▸ **Task**: Please quote every line word for word.

▸ **Working data**:
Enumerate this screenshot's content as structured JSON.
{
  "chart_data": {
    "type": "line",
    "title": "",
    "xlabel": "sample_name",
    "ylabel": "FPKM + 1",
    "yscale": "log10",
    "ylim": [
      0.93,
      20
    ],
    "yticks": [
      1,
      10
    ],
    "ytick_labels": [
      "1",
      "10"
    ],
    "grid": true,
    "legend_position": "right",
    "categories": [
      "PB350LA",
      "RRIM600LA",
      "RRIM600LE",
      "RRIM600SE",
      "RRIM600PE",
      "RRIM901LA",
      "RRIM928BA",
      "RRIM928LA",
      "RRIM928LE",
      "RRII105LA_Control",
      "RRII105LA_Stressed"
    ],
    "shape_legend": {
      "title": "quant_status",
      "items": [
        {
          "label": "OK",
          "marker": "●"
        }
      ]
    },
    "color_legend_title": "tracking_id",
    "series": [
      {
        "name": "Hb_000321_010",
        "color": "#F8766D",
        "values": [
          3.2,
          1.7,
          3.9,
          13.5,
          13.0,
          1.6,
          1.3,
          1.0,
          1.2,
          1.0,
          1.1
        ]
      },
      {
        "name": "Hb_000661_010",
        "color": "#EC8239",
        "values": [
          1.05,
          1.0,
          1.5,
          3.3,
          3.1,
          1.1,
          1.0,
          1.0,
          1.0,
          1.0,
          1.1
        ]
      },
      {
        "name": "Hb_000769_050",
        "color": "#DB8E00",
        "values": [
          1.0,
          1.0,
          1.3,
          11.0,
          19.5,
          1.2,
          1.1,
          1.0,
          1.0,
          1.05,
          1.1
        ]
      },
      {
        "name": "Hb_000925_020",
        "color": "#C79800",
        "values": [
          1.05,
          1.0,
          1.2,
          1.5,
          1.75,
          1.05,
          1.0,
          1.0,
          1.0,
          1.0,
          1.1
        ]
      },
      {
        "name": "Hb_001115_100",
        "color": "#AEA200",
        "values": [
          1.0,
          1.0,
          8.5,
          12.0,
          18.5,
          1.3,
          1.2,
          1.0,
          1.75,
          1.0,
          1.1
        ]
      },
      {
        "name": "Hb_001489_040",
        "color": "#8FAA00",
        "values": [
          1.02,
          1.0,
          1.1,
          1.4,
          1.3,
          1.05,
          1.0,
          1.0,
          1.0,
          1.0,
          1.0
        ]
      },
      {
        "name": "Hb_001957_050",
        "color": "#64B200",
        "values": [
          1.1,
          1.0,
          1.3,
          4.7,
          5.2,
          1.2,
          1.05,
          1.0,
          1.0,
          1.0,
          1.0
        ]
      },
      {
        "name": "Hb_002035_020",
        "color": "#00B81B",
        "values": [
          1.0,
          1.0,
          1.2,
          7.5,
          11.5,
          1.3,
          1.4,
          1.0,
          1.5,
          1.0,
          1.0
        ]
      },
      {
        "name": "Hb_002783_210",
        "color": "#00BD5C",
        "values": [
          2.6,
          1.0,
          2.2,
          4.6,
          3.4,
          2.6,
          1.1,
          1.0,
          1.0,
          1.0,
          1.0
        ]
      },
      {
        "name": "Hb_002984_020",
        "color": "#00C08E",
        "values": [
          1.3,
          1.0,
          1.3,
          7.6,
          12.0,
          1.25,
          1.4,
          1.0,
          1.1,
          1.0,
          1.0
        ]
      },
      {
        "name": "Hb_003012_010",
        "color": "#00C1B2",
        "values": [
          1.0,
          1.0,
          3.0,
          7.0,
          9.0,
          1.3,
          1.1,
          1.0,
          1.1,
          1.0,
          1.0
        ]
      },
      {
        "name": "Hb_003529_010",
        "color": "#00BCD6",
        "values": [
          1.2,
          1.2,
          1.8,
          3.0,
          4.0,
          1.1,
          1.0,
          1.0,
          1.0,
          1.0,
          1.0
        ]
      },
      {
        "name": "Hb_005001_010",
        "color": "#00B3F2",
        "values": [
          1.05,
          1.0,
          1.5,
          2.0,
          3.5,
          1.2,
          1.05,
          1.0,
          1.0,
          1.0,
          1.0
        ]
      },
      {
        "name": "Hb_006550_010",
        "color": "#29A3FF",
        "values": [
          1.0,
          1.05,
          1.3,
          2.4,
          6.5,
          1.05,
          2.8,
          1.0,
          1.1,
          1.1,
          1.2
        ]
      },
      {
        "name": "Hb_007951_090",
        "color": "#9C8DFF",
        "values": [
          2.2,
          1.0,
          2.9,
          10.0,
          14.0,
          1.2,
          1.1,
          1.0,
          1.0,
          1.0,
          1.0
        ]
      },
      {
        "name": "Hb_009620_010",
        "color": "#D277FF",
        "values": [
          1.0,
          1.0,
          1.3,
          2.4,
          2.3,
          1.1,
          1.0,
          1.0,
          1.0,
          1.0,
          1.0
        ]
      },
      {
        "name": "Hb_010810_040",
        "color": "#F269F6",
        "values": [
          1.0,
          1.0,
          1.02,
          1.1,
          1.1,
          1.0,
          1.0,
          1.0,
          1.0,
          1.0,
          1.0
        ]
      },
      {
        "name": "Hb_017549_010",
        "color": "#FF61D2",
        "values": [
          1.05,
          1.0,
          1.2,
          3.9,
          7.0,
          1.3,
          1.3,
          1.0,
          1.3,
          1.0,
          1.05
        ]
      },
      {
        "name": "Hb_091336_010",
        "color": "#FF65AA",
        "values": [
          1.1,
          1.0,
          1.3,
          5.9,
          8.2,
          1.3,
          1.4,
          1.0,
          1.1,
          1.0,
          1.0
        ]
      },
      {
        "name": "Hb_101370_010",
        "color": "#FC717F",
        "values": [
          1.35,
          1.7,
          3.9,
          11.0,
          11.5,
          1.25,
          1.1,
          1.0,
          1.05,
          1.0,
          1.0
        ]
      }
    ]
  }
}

▸ **Task solution**:
Enumerate this screenshot's content as structured JSON.
{
  "chart_data": {
    "type": "line",
    "title": "",
    "xlabel": "sample_name",
    "ylabel": "FPKM + 1",
    "yscale": "log10",
    "ylim": [
      0.93,
      20
    ],
    "yticks": [
      1,
      10
    ],
    "ytick_labels": [
      "1",
      "10"
    ],
    "grid": true,
    "legend_position": "right",
    "categories": [
      "PB350LA",
      "RRIM600LA",
      "RRIM600LE",
      "RRIM600SE",
      "RRIM600PE",
      "RRIM901LA",
      "RRIM928BA",
      "RRIM928LA",
      "RRIM928LE",
      "RRII105LA_Control",
      "RRII105LA_Stressed"
    ],
    "shape_legend": {
      "title": "quant_status",
      "items": [
        {
          "label": "OK",
          "marker": "●"
        }
      ]
    },
    "color_legend_title": "tracking_id",
    "series": [
      {
        "name": "Hb_000321_010",
        "color": "#F8766D",
        "values": [
          3.2,
          1.7,
          3.9,
          13.5,
          13.0,
          1.6,
          1.3,
          1.0,
          1.2,
          1.0,
          1.1
        ]
      },
      {
        "name": "Hb_000661_010",
        "color": "#EC8239",
        "values": [
          1.05,
          1.0,
          1.5,
          3.3,
          3.1,
          1.1,
          1.0,
          1.0,
          1.0,
          1.0,
          1.1
        ]
      },
      {
        "name": "Hb_000769_050",
        "color": "#DB8E00",
        "values": [
          1.0,
          1.0,
          1.3,
          11.0,
          19.5,
          1.2,
          1.1,
          1.0,
          1.0,
          1.05,
          1.1
        ]
      },
      {
        "name": "Hb_000925_020",
        "color": "#C79800",
        "values": [
          1.05,
          1.0,
          1.2,
          1.5,
          1.75,
          1.05,
          1.0,
          1.0,
          1.0,
          1.0,
          1.1
        ]
      },
      {
        "name": "Hb_001115_100",
        "color": "#AEA200",
        "values": [
          1.0,
          1.0,
          8.5,
          12.0,
          18.5,
          1.3,
          1.2,
          1.0,
          1.75,
          1.0,
          1.1
        ]
      },
      {
        "name": "Hb_001489_040",
        "color": "#8FAA00",
        "values": [
          1.02,
          1.0,
          1.1,
          1.4,
          1.3,
          1.05,
          1.0,
          1.0,
          1.0,
          1.0,
          1.0
        ]
      },
      {
        "name": "Hb_001957_050",
        "color": "#64B200",
        "values": [
          1.1,
          1.0,
          1.3,
          4.7,
          5.2,
          1.2,
          1.05,
          1.0,
          1.0,
          1.0,
          1.0
        ]
      },
      {
        "name": "Hb_002035_020",
        "color": "#00B81B",
        "values": [
          1.0,
          1.0,
          1.2,
          7.5,
          11.5,
          1.3,
          1.4,
          1.0,
          1.5,
          1.0,
          1.0
        ]
      },
      {
        "name": "Hb_002783_210",
        "color": "#00BD5C",
        "values": [
          2.6,
          1.0,
          2.2,
          4.6,
          3.4,
          2.6,
          1.1,
          1.0,
          1.0,
          1.0,
          1.0
        ]
      },
      {
        "name": "Hb_002984_020",
        "color": "#00C08E",
        "values": [
          1.3,
          1.0,
          1.3,
          7.6,
          12.0,
          1.25,
          1.4,
          1.0,
          1.1,
          1.0,
          1.0
        ]
      },
      {
        "name": "Hb_003012_010",
        "color": "#00C1B2",
        "values": [
          1.0,
          1.0,
          3.0,
          7.0,
          9.0,
          1.3,
          1.1,
          1.0,
          1.1,
          1.0,
          1.0
        ]
      },
      {
        "name": "Hb_003529_010",
        "color": "#00BCD6",
        "values": [
          1.2,
          1.2,
          1.8,
          3.0,
          4.0,
          1.1,
          1.0,
          1.0,
          1.0,
          1.0,
          1.0
        ]
      },
      {
        "name": "Hb_005001_010",
        "color": "#00B3F2",
        "values": [
          1.05,
          1.0,
          1.5,
          2.0,
          3.5,
          1.2,
          1.05,
          1.0,
          1.0,
          1.0,
          1.0
        ]
      },
      {
        "name": "Hb_006550_010",
        "color": "#29A3FF",
        "values": [
          1.0,
          1.05,
          1.3,
          2.4,
          6.5,
          1.05,
          2.8,
          1.0,
          1.1,
          1.1,
          1.2
        ]
      },
      {
        "name": "Hb_007951_090",
        "color": "#9C8DFF",
        "values": [
          2.2,
          1.0,
          2.9,
          10.0,
          14.0,
          1.2,
          1.1,
          1.0,
          1.0,
          1.0,
          1.0
        ]
      },
      {
        "name": "Hb_009620_010",
        "color": "#D277FF",
        "values": [
          1.0,
          1.0,
          1.3,
          2.4,
          2.3,
          1.1,
          1.0,
          1.0,
          1.0,
          1.0,
          1.0
        ]
      },
      {
        "name": "Hb_010810_040",
        "color": "#F269F6",
        "values": [
          1.0,
          1.0,
          1.02,
          1.1,
          1.1,
          1.0,
          1.0,
          1.0,
          1.0,
          1.0,
          1.0
        ]
      },
      {
        "name": "Hb_017549_010",
        "color": "#FF61D2",
        "values": [
          1.05,
          1.0,
          1.2,
          3.9,
          7.0,
          1.3,
          1.3,
          1.0,
          1.3,
          1.0,
          1.05
        ]
      },
      {
        "name": "Hb_091336_010",
        "color": "#FF65AA",
        "values": [
          1.1,
          1.0,
          1.3,
          5.9,
          8.2,
          1.3,
          1.4,
          1.0,
          1.1,
          1.0,
          1.0
        ]
      },
      {
        "name": "Hb_101370_010",
        "color": "#FC717F",
        "values": [
          1.35,
          1.7,
          3.9,
          11.0,
          11.5,
          1.25,
          1.1,
          1.0,
          1.05,
          1.0,
          1.0
        ]
      }
    ]
  }
}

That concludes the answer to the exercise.